TASK DIRECTIONS - Where a line of the listing below includes the word "knots", reproduce that line.

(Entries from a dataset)

--

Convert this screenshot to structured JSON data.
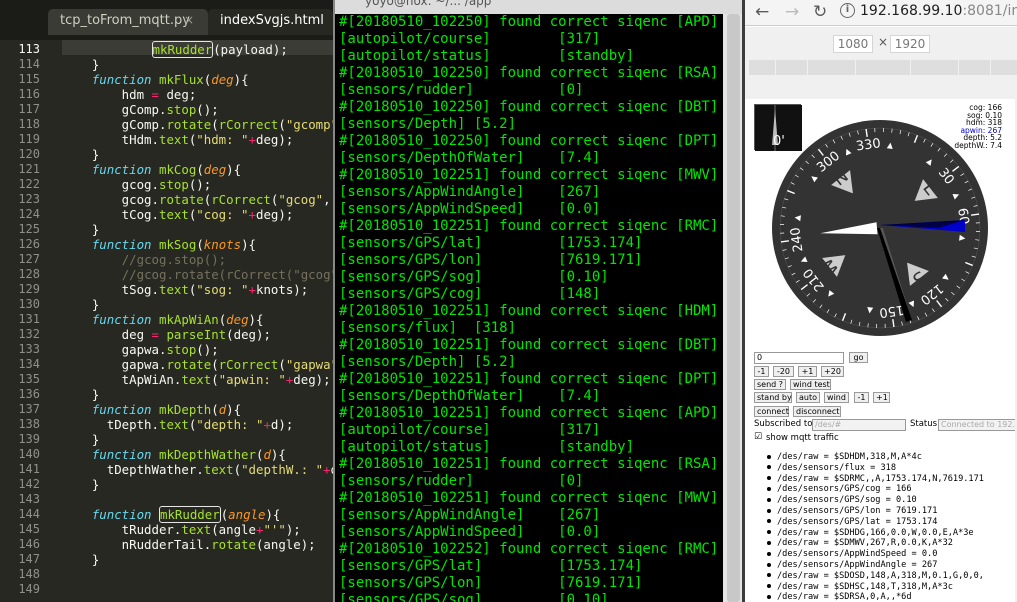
{
  "editor": {
    "tabs": [
      {
        "label": "tcp_toFrom_mqtt.py",
        "close": "×"
      },
      {
        "label": "indexSvgjs.html"
      }
    ],
    "lines": [
      {
        "n": "113",
        "html": "            <span class=\"fn hl\">mkRudder</span>(payload);"
      },
      {
        "n": "114",
        "html": "    }"
      },
      {
        "n": "115",
        "html": "    <span class=\"kw\">function</span> <span class=\"fn\">mkFlux</span>(<span class=\"pa\">deg</span>){"
      },
      {
        "n": "116",
        "html": "        hdm <span class=\"op\">=</span> deg;"
      },
      {
        "n": "117",
        "html": "        gComp.<span class=\"fn\">stop</span>();"
      },
      {
        "n": "118",
        "html": "        gComp.<span class=\"fn\">rotate</span>(<span class=\"fn\">rCorrect</span>(<span class=\"st\">\"gcomp\"</span>,"
      },
      {
        "n": "119",
        "html": "        tHdm.<span class=\"fn\">text</span>(<span class=\"st\">\"hdm: \"</span><span class=\"op\">+</span>deg);"
      },
      {
        "n": "120",
        "html": "    }"
      },
      {
        "n": "121",
        "html": "    <span class=\"kw\">function</span> <span class=\"fn\">mkCog</span>(<span class=\"pa\">deg</span>){"
      },
      {
        "n": "122",
        "html": "        gcog.<span class=\"fn\">stop</span>();"
      },
      {
        "n": "123",
        "html": "        gcog.<span class=\"fn\">rotate</span>(<span class=\"fn\">rCorrect</span>(<span class=\"st\">\"gcog\"</span>, deg"
      },
      {
        "n": "124",
        "html": "        tCog.<span class=\"fn\">text</span>(<span class=\"st\">\"cog: \"</span><span class=\"op\">+</span>deg);"
      },
      {
        "n": "125",
        "html": "    }"
      },
      {
        "n": "126",
        "html": "    <span class=\"kw\">function</span> <span class=\"fn\">mkSog</span>(<span class=\"pa\">knots</span>){"
      },
      {
        "n": "127",
        "html": "        <span class=\"cm\">//gcog.stop();</span>"
      },
      {
        "n": "128",
        "html": "        <span class=\"cm\">//gcog.rotate(rCorrect(\"gcog\", d</span>"
      },
      {
        "n": "129",
        "html": "        tSog.<span class=\"fn\">text</span>(<span class=\"st\">\"sog: \"</span><span class=\"op\">+</span>knots);"
      },
      {
        "n": "130",
        "html": "    }"
      },
      {
        "n": "131",
        "html": "    <span class=\"kw\">function</span> <span class=\"fn\">mkApWiAn</span>(<span class=\"pa\">deg</span>){"
      },
      {
        "n": "132",
        "html": "        deg <span class=\"op\">=</span> <span class=\"fn\">parseInt</span>(deg);"
      },
      {
        "n": "133",
        "html": "        gapwa.<span class=\"fn\">stop</span>();"
      },
      {
        "n": "134",
        "html": "        gapwa.<span class=\"fn\">rotate</span>(<span class=\"fn\">rCorrect</span>(<span class=\"st\">\"gapwa\"</span>, <span class=\"pa\">3</span>"
      },
      {
        "n": "135",
        "html": "        tApWiAn.<span class=\"fn\">text</span>(<span class=\"st\">\"apwin: \"</span><span class=\"op\">+</span>deg);"
      },
      {
        "n": "136",
        "html": "    }"
      },
      {
        "n": "137",
        "html": "    <span class=\"kw\">function</span> <span class=\"fn\">mkDepth</span>(<span class=\"pa\">d</span>){"
      },
      {
        "n": "138",
        "html": "      tDepth.<span class=\"fn\">text</span>(<span class=\"st\">\"depth: \"</span><span class=\"op\">+</span>d);"
      },
      {
        "n": "139",
        "html": "    }"
      },
      {
        "n": "140",
        "html": "    <span class=\"kw\">function</span> <span class=\"fn\">mkDepthWather</span>(<span class=\"pa\">d</span>){"
      },
      {
        "n": "141",
        "html": "      tDepthWather.<span class=\"fn\">text</span>(<span class=\"st\">\"depthW.: \"</span><span class=\"op\">+</span>d)"
      },
      {
        "n": "142",
        "html": "    }"
      },
      {
        "n": "143",
        "html": ""
      },
      {
        "n": "144",
        "html": "    <span class=\"kw\">function</span> <span class=\"fn hl\">mkRudder</span>(<span class=\"pa\">angle</span>){"
      },
      {
        "n": "145",
        "html": "        tRudder.<span class=\"fn\">text</span>(angle<span class=\"op\">+</span><span class=\"st\">\"'\"</span>);"
      },
      {
        "n": "146",
        "html": "        nRudderTail.<span class=\"fn\">rotate</span>(angle);"
      },
      {
        "n": "147",
        "html": "    }"
      },
      {
        "n": "148",
        "html": ""
      },
      {
        "n": "149",
        "html": ""
      }
    ]
  },
  "terminal": {
    "title": "yoyo@nox: ~/... /app",
    "lines": [
      "#[20180510_102250] found correct siqenc [APD]",
      "[autopilot/course]        [317]",
      "[autopilot/status]        [standby]",
      "#[20180510_102250] found correct siqenc [RSA]",
      "[sensors/rudder]          [0]",
      "#[20180510_102250] found correct siqenc [DBT]",
      "[sensors/Depth] [5.2]",
      "#[20180510_102250] found correct siqenc [DPT]",
      "[sensors/DepthOfWater]    [7.4]",
      "#[20180510_102251] found correct siqenc [MWV]",
      "[sensors/AppWindAngle]    [267]",
      "[sensors/AppWindSpeed]    [0.0]",
      "#[20180510_102251] found correct siqenc [RMC]",
      "[sensors/GPS/lat]         [1753.174]",
      "[sensors/GPS/lon]         [7619.171]",
      "[sensors/GPS/sog]         [0.10]",
      "[sensors/GPS/cog]         [148]",
      "#[20180510_102251] found correct siqenc [HDM]",
      "[sensors/flux]  [318]",
      "#[20180510_102251] found correct siqenc [DBT]",
      "[sensors/Depth] [5.2]",
      "#[20180510_102251] found correct siqenc [DPT]",
      "[sensors/DepthOfWater]    [7.4]",
      "#[20180510_102251] found correct siqenc [APD]",
      "[autopilot/course]        [317]",
      "[autopilot/status]        [standby]",
      "#[20180510_102251] found correct siqenc [RSA]",
      "[sensors/rudder]          [0]",
      "#[20180510_102251] found correct siqenc [MWV]",
      "[sensors/AppWindAngle]    [267]",
      "[sensors/AppWindSpeed]    [0.0]",
      "#[20180510_102252] found correct siqenc [RMC]",
      "[sensors/GPS/lat]         [1753.174]",
      "[sensors/GPS/lon]         [7619.171]",
      "[sensors/GPS/sog]         [0.10]"
    ]
  },
  "browser": {
    "url_host": "192.168.99.10",
    "url_rest": ":8081/inde",
    "device_width": "1080",
    "device_height": "1920",
    "device_x": "×",
    "stats": {
      "cog": "cog: 166",
      "sog": "sog: 0.10",
      "hdm": "hdm: 318",
      "apwin": "apwin: 267",
      "depth": "depth: 5.2",
      "depthw": "depthW.: 7.4"
    },
    "mini_rudder": "0'",
    "compass_labels": [
      "330",
      "300",
      "240",
      "210",
      "150",
      "120",
      "60",
      "30"
    ],
    "compass_points": [
      "N",
      "E",
      "S",
      "W"
    ],
    "controls": {
      "course_value": "0",
      "go": "go",
      "m1": "-1",
      "m20": "-20",
      "p1": "+1",
      "p20": "+20",
      "send": "send ?",
      "wind_test": "wind test",
      "standby": "stand by",
      "auto": "auto",
      "wind": "wind",
      "m1b": "-1",
      "p1b": "+1",
      "connect": "connect",
      "disconnect": "disconnect",
      "subscribed_label": "Subscribed to",
      "subscribed_placeholder": "/des/#",
      "status_label": "Status:",
      "status_value": "Connected to 192.16",
      "show_traffic": "show mqtt traffic"
    },
    "traffic": [
      "/des/raw = $SDHDM,318,M,A*4c",
      "/des/sensors/flux = 318",
      "/des/raw = $SDRMC,,A,1753.174,N,7619.171",
      "/des/sensors/GPS/cog = 166",
      "/des/sensors/GPS/sog = 0.10",
      "/des/sensors/GPS/lon = 7619.171",
      "/des/sensors/GPS/lat = 1753.174",
      "/des/raw = $SDHDG,166,0.0,W,0.0,E,A*3e",
      "/des/raw = $SDMWV,267,R,0.0,K,A*32",
      "/des/sensors/AppWindSpeed = 0.0",
      "/des/sensors/AppWindAngle = 267",
      "/des/raw = $SDOSD,148,A,318,M,0.1,G,0,0,",
      "/des/raw = $SDHSC,148,T,318,M,A*3c",
      "/des/raw = $SDRSA,0,A,,*6d"
    ],
    "colors": {
      "apwin": "#0000cc",
      "needle_dark": "#111111",
      "accent_green": "#00e600"
    }
  }
}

--

RESPONSE TO THIS EXERCISE -
        "html": "    <span class=\"kw\">function</span> <span class=\"fn\">mkSog</span>(<span class=\"pa\">knots</span>){"
        "html": "        tSog.<span class=\"fn\">text</span>(<span class=\"st\">\"sog: \"</span><span class=\"op\">+</span>knots);"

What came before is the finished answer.